Provide a single number: the count of lines containing the string "into".

**Collected data:**
● ● ●

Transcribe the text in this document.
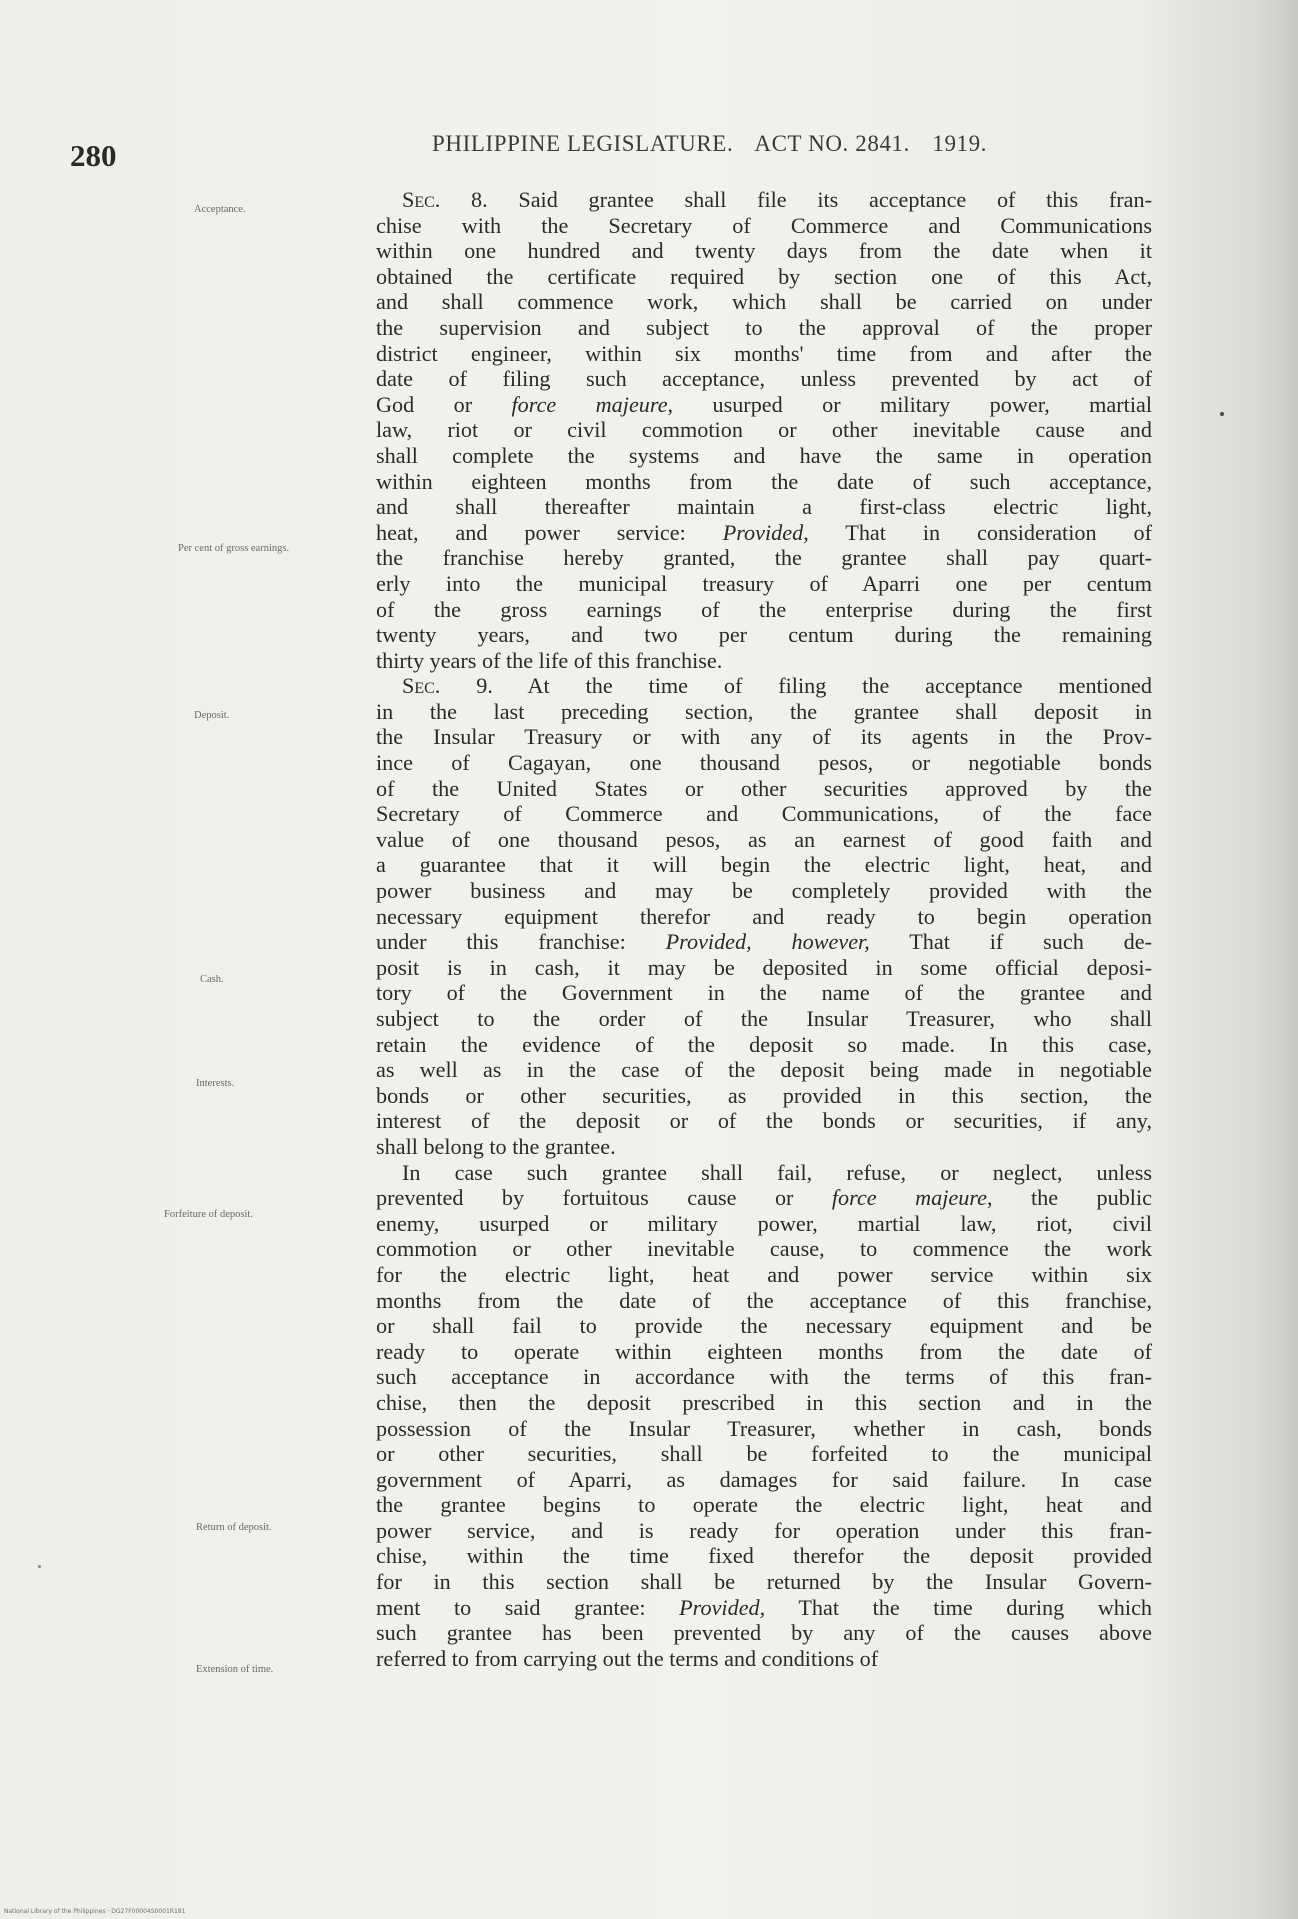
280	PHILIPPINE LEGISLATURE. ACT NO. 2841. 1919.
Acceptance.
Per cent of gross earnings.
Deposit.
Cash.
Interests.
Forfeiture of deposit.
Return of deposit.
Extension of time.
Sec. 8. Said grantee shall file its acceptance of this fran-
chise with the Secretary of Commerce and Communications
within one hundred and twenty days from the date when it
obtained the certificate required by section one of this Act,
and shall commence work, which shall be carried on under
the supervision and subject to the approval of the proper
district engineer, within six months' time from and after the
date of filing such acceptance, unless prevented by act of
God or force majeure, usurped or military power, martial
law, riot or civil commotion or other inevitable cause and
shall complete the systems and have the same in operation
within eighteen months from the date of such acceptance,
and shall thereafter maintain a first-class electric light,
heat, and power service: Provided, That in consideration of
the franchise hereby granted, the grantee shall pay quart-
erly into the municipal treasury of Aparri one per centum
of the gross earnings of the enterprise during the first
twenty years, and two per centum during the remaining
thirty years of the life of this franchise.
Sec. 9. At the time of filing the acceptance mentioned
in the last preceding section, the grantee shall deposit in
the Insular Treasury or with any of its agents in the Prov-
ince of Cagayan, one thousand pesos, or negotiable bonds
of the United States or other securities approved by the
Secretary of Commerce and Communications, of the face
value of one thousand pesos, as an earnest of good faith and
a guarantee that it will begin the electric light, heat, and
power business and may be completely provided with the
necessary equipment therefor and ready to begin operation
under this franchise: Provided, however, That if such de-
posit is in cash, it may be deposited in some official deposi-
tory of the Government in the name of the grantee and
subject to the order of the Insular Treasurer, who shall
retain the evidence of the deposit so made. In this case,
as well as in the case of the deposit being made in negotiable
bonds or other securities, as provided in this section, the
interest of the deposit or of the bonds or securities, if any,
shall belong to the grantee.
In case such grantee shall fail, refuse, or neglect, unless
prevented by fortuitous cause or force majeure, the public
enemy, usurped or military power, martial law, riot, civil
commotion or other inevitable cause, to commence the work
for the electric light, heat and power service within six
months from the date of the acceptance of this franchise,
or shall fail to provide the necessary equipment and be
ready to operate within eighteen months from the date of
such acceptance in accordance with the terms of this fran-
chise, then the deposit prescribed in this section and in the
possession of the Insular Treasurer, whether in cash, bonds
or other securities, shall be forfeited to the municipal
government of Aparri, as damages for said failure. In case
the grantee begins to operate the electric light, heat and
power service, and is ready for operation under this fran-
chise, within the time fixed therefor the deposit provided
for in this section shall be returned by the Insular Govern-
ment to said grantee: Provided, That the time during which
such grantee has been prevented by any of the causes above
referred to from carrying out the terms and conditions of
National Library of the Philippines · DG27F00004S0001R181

● ● ●

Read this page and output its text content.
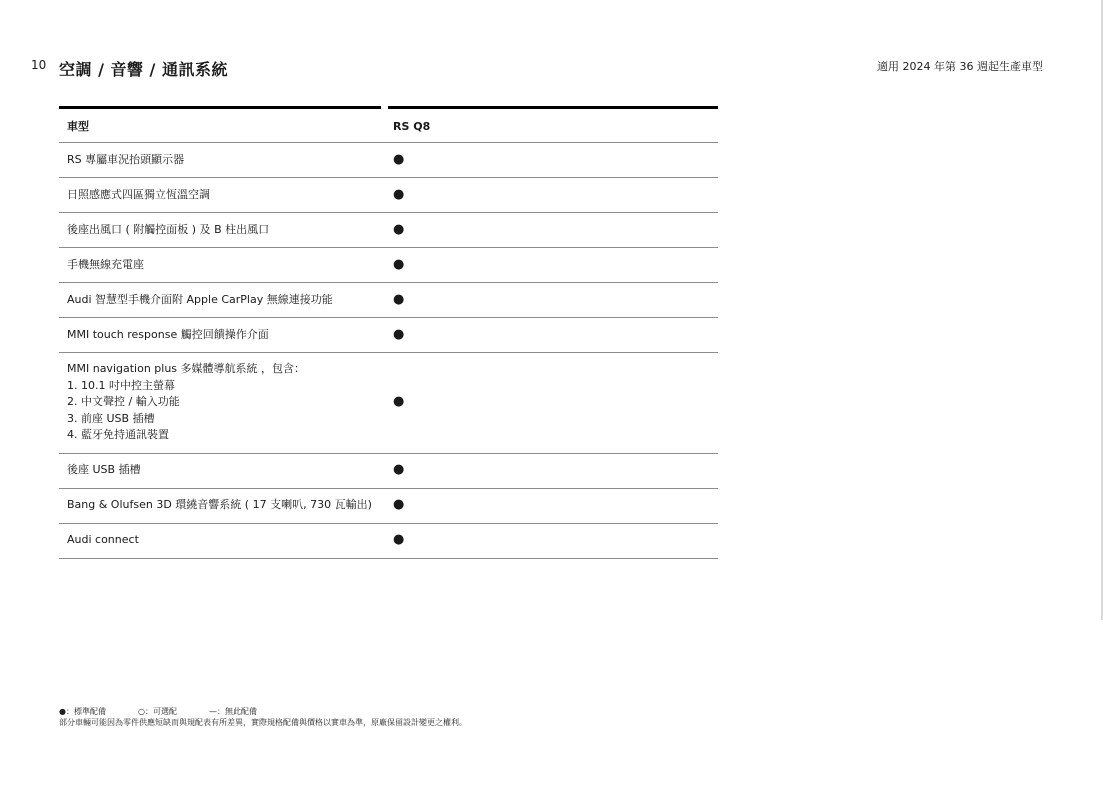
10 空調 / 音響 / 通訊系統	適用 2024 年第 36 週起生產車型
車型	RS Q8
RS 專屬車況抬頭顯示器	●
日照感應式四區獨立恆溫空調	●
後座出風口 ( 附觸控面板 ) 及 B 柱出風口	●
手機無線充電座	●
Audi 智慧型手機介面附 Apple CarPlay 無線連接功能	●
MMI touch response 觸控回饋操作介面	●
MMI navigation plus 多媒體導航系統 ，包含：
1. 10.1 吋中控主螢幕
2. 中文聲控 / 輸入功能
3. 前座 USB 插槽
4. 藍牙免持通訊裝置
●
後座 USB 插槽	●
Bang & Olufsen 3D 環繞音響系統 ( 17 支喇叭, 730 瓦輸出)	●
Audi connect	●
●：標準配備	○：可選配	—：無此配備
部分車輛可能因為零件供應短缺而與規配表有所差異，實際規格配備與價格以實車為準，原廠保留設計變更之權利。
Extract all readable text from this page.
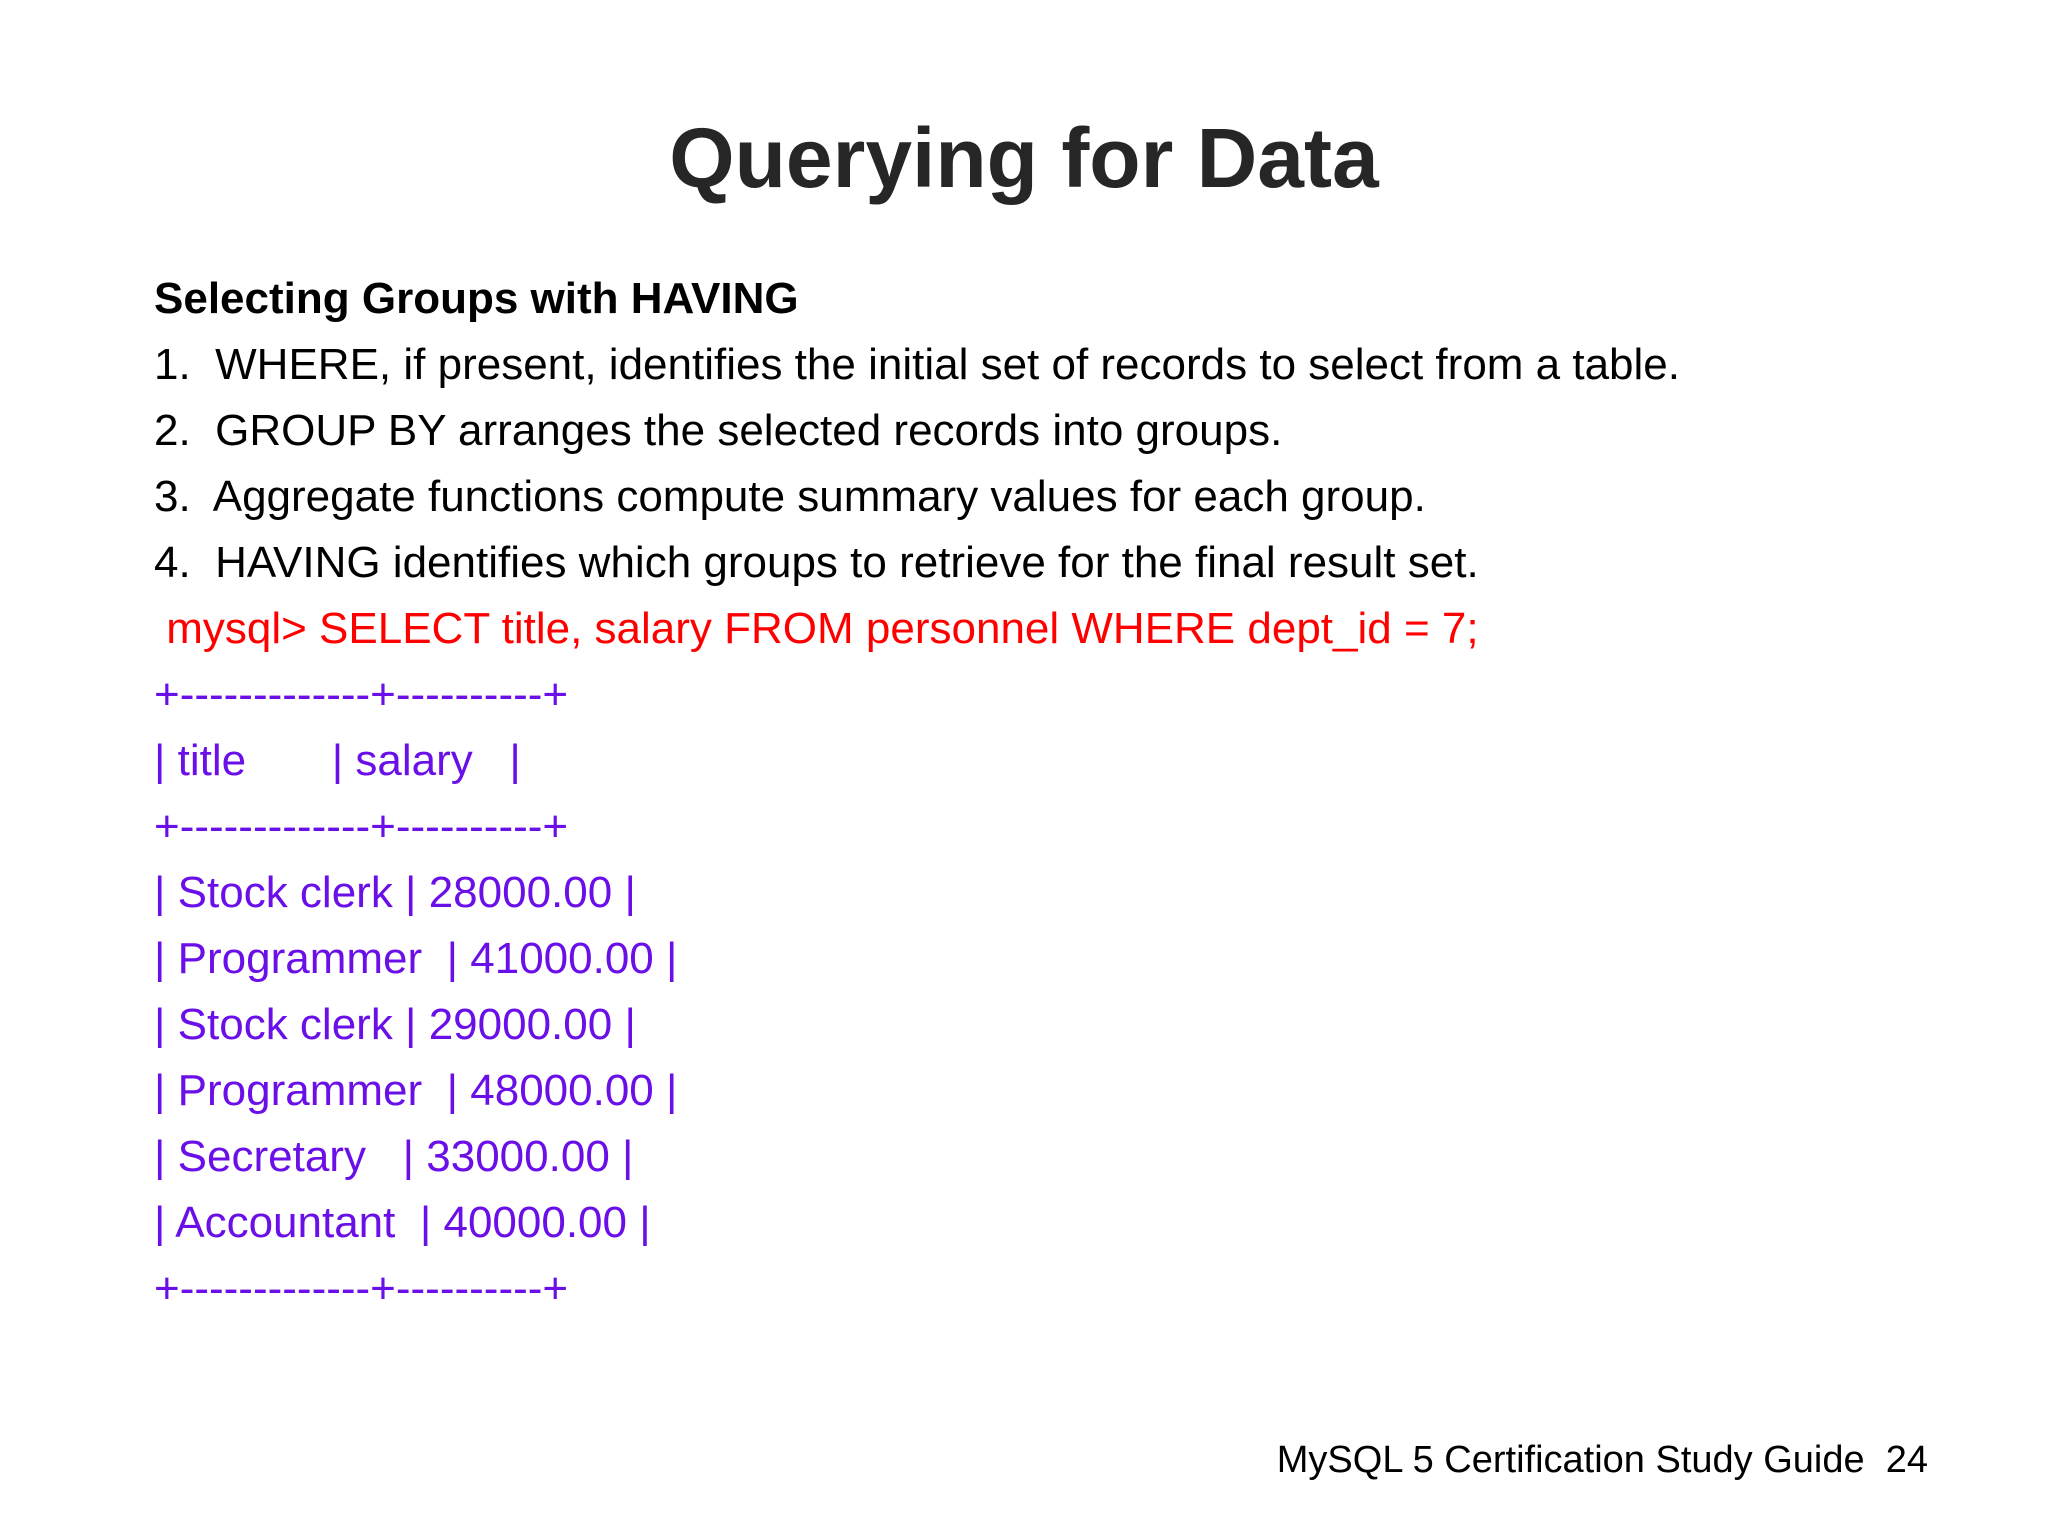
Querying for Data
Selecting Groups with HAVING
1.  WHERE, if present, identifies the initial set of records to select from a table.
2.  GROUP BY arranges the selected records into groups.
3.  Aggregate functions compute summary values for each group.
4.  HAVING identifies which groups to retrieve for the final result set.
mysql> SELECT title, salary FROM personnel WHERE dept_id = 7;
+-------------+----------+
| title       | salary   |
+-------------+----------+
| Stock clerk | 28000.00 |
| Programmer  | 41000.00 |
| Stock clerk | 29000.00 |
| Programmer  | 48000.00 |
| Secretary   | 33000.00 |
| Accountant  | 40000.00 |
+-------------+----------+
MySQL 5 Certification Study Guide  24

● ● ●

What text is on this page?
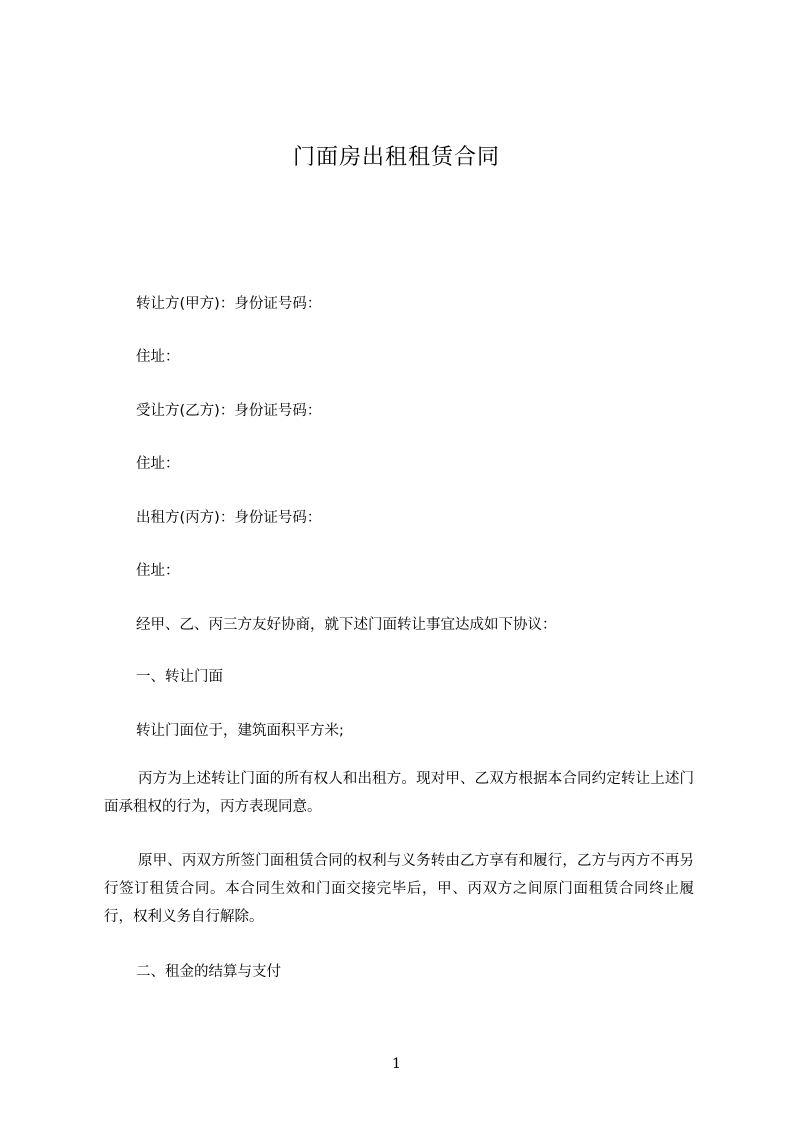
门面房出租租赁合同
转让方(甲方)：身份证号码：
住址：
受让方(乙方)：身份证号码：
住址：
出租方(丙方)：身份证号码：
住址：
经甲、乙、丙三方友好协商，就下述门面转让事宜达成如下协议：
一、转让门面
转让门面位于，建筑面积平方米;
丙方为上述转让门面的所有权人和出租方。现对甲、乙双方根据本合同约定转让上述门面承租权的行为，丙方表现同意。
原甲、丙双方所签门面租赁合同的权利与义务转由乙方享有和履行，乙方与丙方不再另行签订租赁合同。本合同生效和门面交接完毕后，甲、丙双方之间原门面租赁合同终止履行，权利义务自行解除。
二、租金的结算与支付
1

● ● ●

**Exercise solution:**
2